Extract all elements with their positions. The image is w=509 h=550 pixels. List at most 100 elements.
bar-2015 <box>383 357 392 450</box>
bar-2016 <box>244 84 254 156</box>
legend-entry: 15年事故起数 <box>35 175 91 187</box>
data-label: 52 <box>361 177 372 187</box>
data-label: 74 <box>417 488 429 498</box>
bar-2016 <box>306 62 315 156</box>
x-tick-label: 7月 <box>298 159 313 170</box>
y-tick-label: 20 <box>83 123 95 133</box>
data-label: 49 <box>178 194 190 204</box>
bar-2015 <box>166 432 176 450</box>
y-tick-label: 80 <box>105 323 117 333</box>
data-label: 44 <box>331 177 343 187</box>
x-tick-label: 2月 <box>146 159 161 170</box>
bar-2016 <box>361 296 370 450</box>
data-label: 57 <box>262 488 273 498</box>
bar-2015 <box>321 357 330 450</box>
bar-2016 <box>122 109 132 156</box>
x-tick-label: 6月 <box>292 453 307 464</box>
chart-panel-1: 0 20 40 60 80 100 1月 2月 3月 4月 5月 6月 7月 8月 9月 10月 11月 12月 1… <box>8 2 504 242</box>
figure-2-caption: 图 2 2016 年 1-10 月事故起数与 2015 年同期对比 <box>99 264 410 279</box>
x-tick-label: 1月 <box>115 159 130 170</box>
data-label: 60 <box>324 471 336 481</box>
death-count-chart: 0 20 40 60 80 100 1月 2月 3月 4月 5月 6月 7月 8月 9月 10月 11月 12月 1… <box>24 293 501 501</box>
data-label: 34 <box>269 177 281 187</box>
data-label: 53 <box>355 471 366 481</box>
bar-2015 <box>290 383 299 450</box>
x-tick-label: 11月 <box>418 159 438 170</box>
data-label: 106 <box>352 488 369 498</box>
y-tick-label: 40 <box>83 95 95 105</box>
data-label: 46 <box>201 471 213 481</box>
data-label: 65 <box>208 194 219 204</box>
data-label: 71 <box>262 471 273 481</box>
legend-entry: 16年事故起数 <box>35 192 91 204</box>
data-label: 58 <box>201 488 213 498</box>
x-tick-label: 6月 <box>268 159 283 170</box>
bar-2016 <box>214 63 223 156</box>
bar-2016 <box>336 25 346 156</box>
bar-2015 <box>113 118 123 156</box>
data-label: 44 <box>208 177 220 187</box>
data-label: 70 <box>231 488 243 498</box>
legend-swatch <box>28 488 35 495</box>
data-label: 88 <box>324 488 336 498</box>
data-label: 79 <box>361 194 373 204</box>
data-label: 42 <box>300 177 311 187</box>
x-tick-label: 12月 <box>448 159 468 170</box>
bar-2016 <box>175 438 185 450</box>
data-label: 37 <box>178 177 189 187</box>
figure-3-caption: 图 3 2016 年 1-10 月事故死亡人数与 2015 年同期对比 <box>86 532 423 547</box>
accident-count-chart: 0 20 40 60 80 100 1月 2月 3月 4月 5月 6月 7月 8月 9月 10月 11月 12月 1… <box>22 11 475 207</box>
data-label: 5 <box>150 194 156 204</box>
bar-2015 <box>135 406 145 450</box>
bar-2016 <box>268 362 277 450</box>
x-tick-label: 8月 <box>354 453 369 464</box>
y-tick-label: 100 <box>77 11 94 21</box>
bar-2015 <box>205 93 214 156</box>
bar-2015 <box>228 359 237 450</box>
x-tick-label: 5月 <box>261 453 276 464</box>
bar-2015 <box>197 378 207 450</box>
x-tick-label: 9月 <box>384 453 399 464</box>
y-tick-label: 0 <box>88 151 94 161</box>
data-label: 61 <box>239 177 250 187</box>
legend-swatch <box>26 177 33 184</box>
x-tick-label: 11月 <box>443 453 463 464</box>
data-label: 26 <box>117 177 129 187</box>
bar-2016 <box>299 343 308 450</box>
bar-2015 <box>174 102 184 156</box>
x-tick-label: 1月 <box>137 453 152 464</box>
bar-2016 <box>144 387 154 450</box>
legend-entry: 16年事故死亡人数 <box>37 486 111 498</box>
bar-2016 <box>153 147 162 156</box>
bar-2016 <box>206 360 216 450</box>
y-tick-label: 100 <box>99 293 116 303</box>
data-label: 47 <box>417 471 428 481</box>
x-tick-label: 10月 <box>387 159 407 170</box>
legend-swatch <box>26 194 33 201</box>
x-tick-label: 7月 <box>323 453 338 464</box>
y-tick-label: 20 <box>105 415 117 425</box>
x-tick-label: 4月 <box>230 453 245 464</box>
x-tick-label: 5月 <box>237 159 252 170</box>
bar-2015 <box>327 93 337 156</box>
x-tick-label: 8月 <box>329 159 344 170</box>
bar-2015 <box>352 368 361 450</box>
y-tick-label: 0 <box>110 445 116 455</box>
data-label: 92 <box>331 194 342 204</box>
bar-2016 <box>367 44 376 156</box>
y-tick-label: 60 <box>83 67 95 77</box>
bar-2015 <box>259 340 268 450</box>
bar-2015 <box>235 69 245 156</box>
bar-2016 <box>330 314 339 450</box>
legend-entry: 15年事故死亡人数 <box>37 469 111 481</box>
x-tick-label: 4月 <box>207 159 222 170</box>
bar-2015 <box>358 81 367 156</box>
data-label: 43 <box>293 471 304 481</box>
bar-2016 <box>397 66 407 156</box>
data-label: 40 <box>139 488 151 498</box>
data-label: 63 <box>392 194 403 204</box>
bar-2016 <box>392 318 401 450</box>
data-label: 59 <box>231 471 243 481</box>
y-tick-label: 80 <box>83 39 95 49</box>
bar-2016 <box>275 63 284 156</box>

———

▶ _Written task_
Quote the listing above word for word, beginning with its first line and ending with the line that contains "figure-2-caption: 图 2", both included.

▶ _Response_
Extract all elements with their positions. The image is w=509 h=550 pixels. List at most 100 elements.
bar-2015 <box>383 357 392 450</box>
bar-2016 <box>244 84 254 156</box>
legend-entry: 15年事故起数 <box>35 175 91 187</box>
data-label: 52 <box>361 177 372 187</box>
data-label: 74 <box>417 488 429 498</box>
bar-2016 <box>306 62 315 156</box>
x-tick-label: 7月 <box>298 159 313 170</box>
y-tick-label: 20 <box>83 123 95 133</box>
data-label: 49 <box>178 194 190 204</box>
bar-2015 <box>166 432 176 450</box>
y-tick-label: 80 <box>105 323 117 333</box>
data-label: 44 <box>331 177 343 187</box>
x-tick-label: 2月 <box>146 159 161 170</box>
bar-2016 <box>361 296 370 450</box>
data-label: 57 <box>262 488 273 498</box>
bar-2015 <box>321 357 330 450</box>
bar-2016 <box>122 109 132 156</box>
x-tick-label: 6月 <box>292 453 307 464</box>
chart-panel-1: 0 20 40 60 80 100 1月 2月 3月 4月 5月 6月 7月 8月 9月 10月 11月 12月 1… <box>8 2 504 242</box>
figure-2-caption: 图 2 2016 年 1-10 月事故起数与 2015 年同期对比 <box>99 264 410 279</box>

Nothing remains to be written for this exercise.